=== What to work on ===
Nothing but the line with "Read out every word on this page." and the lines after it, through the end of the records below, is to be repeated, exactly as it is.

=== Data entries ===
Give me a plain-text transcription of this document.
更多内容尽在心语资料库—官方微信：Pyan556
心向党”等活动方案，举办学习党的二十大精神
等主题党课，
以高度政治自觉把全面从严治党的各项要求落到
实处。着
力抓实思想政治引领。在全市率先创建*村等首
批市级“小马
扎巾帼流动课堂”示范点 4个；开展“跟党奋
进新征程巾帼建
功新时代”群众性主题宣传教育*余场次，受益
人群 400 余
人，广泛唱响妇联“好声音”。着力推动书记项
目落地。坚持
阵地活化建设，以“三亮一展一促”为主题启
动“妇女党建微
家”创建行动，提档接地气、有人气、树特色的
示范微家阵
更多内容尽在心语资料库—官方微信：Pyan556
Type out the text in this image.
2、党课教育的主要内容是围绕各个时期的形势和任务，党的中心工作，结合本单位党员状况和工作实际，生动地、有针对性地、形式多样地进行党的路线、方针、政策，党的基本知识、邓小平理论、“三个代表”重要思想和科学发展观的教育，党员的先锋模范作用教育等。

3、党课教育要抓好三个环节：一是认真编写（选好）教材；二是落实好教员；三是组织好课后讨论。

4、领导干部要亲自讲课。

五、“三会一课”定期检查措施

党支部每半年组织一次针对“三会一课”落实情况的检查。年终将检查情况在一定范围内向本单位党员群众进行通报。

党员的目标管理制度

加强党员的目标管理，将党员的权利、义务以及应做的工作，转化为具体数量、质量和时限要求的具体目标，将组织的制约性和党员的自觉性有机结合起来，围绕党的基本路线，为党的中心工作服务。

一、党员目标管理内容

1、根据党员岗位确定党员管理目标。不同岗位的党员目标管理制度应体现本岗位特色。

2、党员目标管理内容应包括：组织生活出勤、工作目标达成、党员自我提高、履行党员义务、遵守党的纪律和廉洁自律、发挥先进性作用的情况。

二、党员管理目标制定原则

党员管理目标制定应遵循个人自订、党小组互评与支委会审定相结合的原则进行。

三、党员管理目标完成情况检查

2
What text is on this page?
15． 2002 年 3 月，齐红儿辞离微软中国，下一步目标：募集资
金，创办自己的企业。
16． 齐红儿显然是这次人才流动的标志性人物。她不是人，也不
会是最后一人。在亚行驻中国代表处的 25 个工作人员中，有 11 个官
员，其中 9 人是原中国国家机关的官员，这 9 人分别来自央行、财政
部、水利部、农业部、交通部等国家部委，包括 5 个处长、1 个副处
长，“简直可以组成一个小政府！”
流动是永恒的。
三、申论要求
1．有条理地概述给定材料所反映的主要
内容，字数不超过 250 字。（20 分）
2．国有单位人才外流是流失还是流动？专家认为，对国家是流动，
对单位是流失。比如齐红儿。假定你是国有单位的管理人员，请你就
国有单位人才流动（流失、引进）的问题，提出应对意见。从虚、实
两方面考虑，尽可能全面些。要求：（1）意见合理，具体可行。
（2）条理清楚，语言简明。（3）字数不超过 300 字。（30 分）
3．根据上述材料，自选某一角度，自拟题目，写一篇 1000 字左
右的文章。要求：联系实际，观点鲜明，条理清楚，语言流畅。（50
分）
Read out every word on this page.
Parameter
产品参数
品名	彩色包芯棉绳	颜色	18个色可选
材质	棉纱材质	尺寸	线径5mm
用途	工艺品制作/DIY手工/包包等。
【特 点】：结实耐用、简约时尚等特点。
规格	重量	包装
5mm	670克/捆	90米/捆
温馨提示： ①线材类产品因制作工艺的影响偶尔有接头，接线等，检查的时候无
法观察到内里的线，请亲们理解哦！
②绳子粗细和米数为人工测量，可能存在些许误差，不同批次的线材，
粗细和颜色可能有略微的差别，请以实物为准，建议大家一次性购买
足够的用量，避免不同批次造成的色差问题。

=== Reply to the exercise ===
Read out every word on this page.
Parameter
产品参数
品名	彩色包芯棉绳	颜色	18个色可选
材质	棉纱材质	尺寸	线径5mm
用途	工艺品制作/DIY手工/包包等。
【特 点】：结实耐用、简约时尚等特点。
规格	重量	包装
5mm	670克/捆	90米/捆
温馨提示： ①线材类产品因制作工艺的影响偶尔有接头，接线等，检查的时候无
法观察到内里的线，请亲们理解哦！
②绳子粗细和米数为人工测量，可能存在些许误差，不同批次的线材，
粗细和颜色可能有略微的差别，请以实物为准，建议大家一次性购买
足够的用量，避免不同批次造成的色差问题。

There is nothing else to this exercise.